(Task to complete)
Repeat every record below exactly as it appears.

(The records)
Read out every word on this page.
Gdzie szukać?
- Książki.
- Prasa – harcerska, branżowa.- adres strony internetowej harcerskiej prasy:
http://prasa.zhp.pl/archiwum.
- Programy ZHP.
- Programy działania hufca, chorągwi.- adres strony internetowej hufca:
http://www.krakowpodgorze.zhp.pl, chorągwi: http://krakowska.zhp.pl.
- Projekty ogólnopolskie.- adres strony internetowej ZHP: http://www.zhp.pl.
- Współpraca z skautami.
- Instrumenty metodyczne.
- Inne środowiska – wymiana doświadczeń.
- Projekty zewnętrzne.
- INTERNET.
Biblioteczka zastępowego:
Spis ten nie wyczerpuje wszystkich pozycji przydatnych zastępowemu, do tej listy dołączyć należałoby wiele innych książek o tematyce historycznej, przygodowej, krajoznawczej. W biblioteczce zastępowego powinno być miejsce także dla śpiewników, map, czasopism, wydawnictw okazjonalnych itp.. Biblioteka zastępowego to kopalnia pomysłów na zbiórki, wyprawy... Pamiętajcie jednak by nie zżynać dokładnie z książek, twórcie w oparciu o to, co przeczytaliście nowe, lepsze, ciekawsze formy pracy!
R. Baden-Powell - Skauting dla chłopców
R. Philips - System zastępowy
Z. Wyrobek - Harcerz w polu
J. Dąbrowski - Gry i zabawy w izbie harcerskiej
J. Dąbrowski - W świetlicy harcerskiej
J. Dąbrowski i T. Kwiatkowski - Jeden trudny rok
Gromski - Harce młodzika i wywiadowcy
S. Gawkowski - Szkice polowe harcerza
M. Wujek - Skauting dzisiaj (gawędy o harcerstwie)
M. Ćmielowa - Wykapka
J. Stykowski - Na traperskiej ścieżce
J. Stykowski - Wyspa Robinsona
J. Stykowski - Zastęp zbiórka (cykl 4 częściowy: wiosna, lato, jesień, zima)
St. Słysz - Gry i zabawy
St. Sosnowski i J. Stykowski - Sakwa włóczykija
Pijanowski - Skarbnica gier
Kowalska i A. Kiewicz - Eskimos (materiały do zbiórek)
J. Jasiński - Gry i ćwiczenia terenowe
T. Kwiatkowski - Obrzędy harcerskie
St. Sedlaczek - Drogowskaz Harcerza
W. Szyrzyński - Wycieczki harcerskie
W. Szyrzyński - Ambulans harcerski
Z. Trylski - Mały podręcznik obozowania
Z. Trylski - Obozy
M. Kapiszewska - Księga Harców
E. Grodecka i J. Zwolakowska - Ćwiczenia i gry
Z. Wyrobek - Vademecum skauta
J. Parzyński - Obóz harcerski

(Solution below)
Read out every word on this page.
Gdzie szukać?
- Książki.
- Prasa – harcerska, branżowa.- adres strony internetowej harcerskiej prasy:
http://prasa.zhp.pl/archiwum.
- Programy ZHP.
- Programy działania hufca, chorągwi.- adres strony internetowej hufca:
http://www.krakowpodgorze.zhp.pl, chorągwi: http://krakowska.zhp.pl.
- Projekty ogólnopolskie.- adres strony internetowej ZHP: http://www.zhp.pl.
- Współpraca z skautami.
- Instrumenty metodyczne.
- Inne środowiska – wymiana doświadczeń.
- Projekty zewnętrzne.
- INTERNET.
Biblioteczka zastępowego:
Spis ten nie wyczerpuje wszystkich pozycji przydatnych zastępowemu, do tej listy dołączyć należałoby wiele innych książek o tematyce historycznej, przygodowej, krajoznawczej. W biblioteczce zastępowego powinno być miejsce także dla śpiewników, map, czasopism, wydawnictw okazjonalnych itp.. Biblioteka zastępowego to kopalnia pomysłów na zbiórki, wyprawy... Pamiętajcie jednak by nie zżynać dokładnie z książek, twórcie w oparciu o to, co przeczytaliście nowe, lepsze, ciekawsze formy pracy!
R. Baden-Powell - Skauting dla chłopców
R. Philips - System zastępowy
Z. Wyrobek - Harcerz w polu
J. Dąbrowski - Gry i zabawy w izbie harcerskiej
J. Dąbrowski - W świetlicy harcerskiej
J. Dąbrowski i T. Kwiatkowski - Jeden trudny rok
Gromski - Harce młodzika i wywiadowcy
S. Gawkowski - Szkice polowe harcerza
M. Wujek - Skauting dzisiaj (gawędy o harcerstwie)
M. Ćmielowa - Wykapka
J. Stykowski - Na traperskiej ścieżce
J. Stykowski - Wyspa Robinsona
J. Stykowski - Zastęp zbiórka (cykl 4 częściowy: wiosna, lato, jesień, zima)
St. Słysz - Gry i zabawy
St. Sosnowski i J. Stykowski - Sakwa włóczykija
Pijanowski - Skarbnica gier
Kowalska i A. Kiewicz - Eskimos (materiały do zbiórek)
J. Jasiński - Gry i ćwiczenia terenowe
T. Kwiatkowski - Obrzędy harcerskie
St. Sedlaczek - Drogowskaz Harcerza
W. Szyrzyński - Wycieczki harcerskie
W. Szyrzyński - Ambulans harcerski
Z. Trylski - Mały podręcznik obozowania
Z. Trylski - Obozy
M. Kapiszewska - Księga Harców
E. Grodecka i J. Zwolakowska - Ćwiczenia i gry
Z. Wyrobek - Vademecum skauta
J. Parzyński - Obóz harcerski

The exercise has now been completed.